Saved entries

_ _ _

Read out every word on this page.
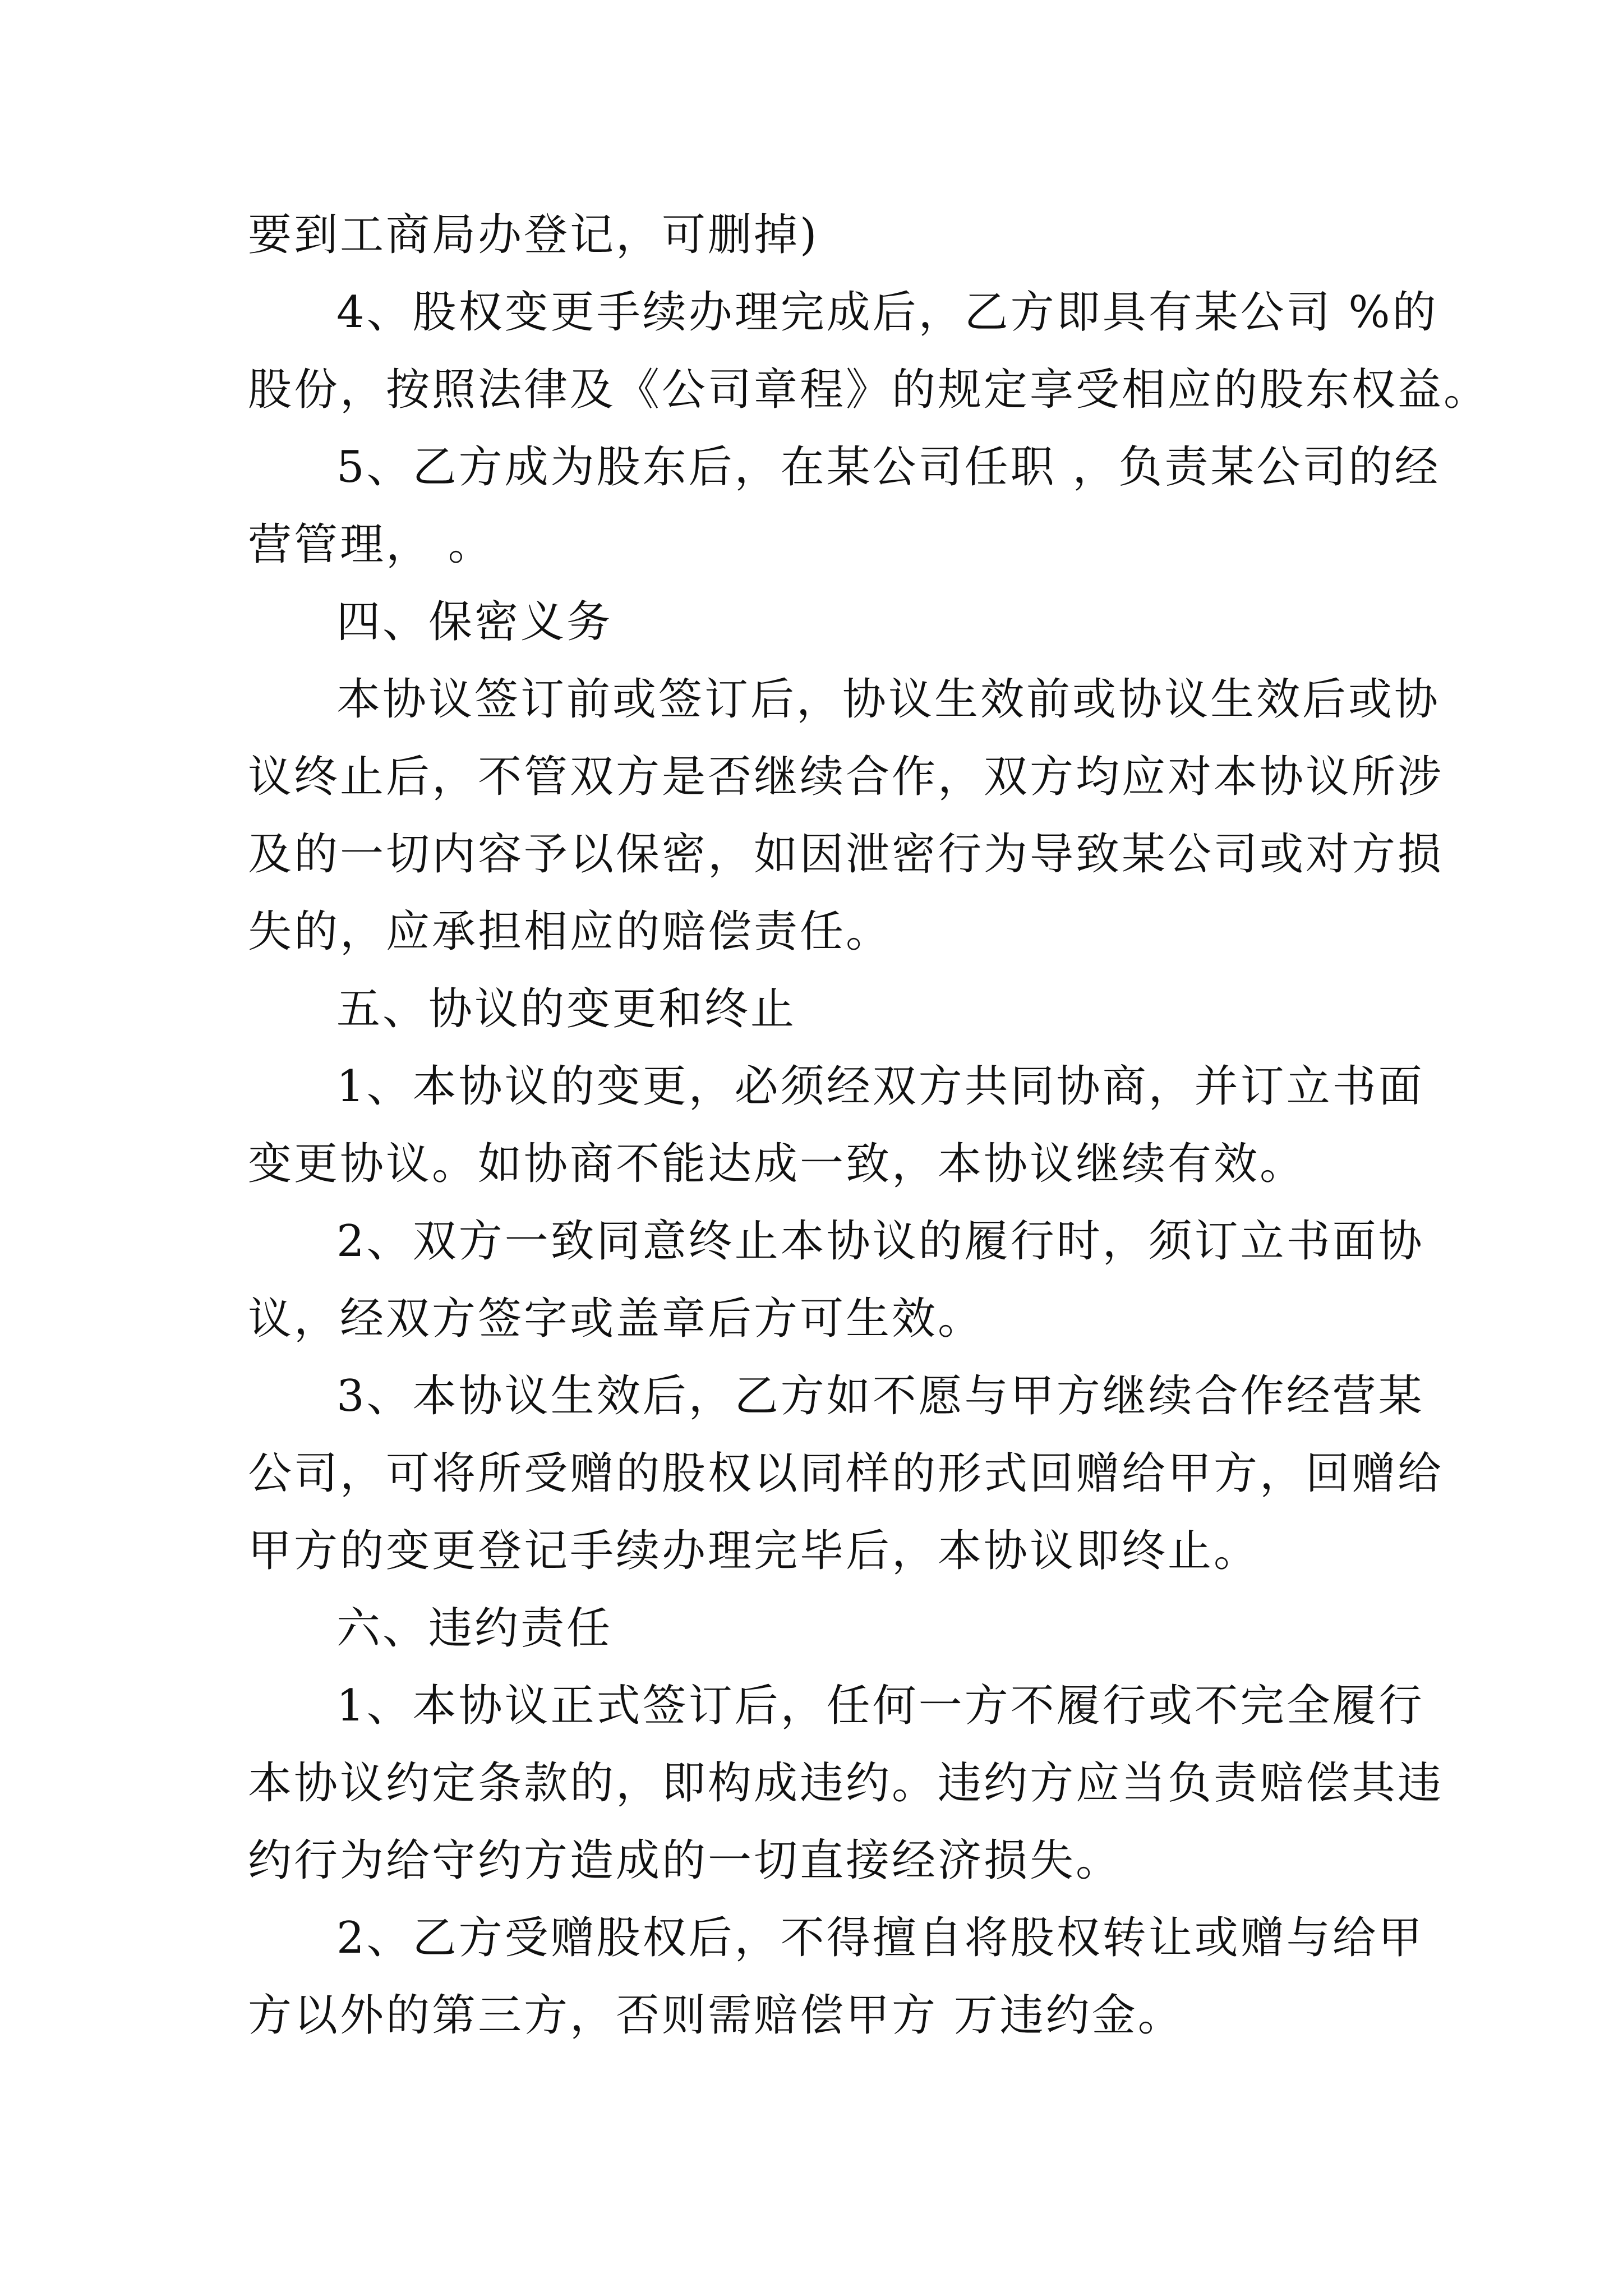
要到工商局办登记，可删掉)
4、股权变更手续办理完成后，乙方即具有某公司 %的
股份，按照法律及《公司章程》的规定享受相应的股东权益。
5、乙方成为股东后，在某公司任职 ，负责某公司的经
营管理， 。
四、保密义务
本协议签订前或签订后，协议生效前或协议生效后或协
议终止后，不管双方是否继续合作，双方均应对本协议所涉
及的一切内容予以保密，如因泄密行为导致某公司或对方损
失的，应承担相应的赔偿责任。
五、协议的变更和终止
1、本协议的变更，必须经双方共同协商，并订立书面
变更协议。如协商不能达成一致，本协议继续有效。
2、双方一致同意终止本协议的履行时，须订立书面协
议，经双方签字或盖章后方可生效。
3、本协议生效后，乙方如不愿与甲方继续合作经营某
公司，可将所受赠的股权以同样的形式回赠给甲方，回赠给
甲方的变更登记手续办理完毕后，本协议即终止。
六、违约责任
1、本协议正式签订后，任何一方不履行或不完全履行
本协议约定条款的，即构成违约。违约方应当负责赔偿其违
约行为给守约方造成的一切直接经济损失。
2、乙方受赠股权后，不得擅自将股权转让或赠与给甲
方以外的第三方，否则需赔偿甲方 万违约金。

_ _ _

* _Problem_:
Quote every entry exactly, with the pictures omitted.

* _Output for this exercise_:
Read out every word on this page.
要到工商局办登记，可删掉)
4、股权变更手续办理完成后，乙方即具有某公司 %的
股份，按照法律及《公司章程》的规定享受相应的股东权益。
5、乙方成为股东后，在某公司任职 ，负责某公司的经
营管理， 。
四、保密义务
本协议签订前或签订后，协议生效前或协议生效后或协
议终止后，不管双方是否继续合作，双方均应对本协议所涉
及的一切内容予以保密，如因泄密行为导致某公司或对方损
失的，应承担相应的赔偿责任。
五、协议的变更和终止
1、本协议的变更，必须经双方共同协商，并订立书面
变更协议。如协商不能达成一致，本协议继续有效。
2、双方一致同意终止本协议的履行时，须订立书面协
议，经双方签字或盖章后方可生效。
3、本协议生效后，乙方如不愿与甲方继续合作经营某
公司，可将所受赠的股权以同样的形式回赠给甲方，回赠给
甲方的变更登记手续办理完毕后，本协议即终止。
六、违约责任
1、本协议正式签订后，任何一方不履行或不完全履行
本协议约定条款的，即构成违约。违约方应当负责赔偿其违
约行为给守约方造成的一切直接经济损失。
2、乙方受赠股权后，不得擅自将股权转让或赠与给甲
方以外的第三方，否则需赔偿甲方 万违约金。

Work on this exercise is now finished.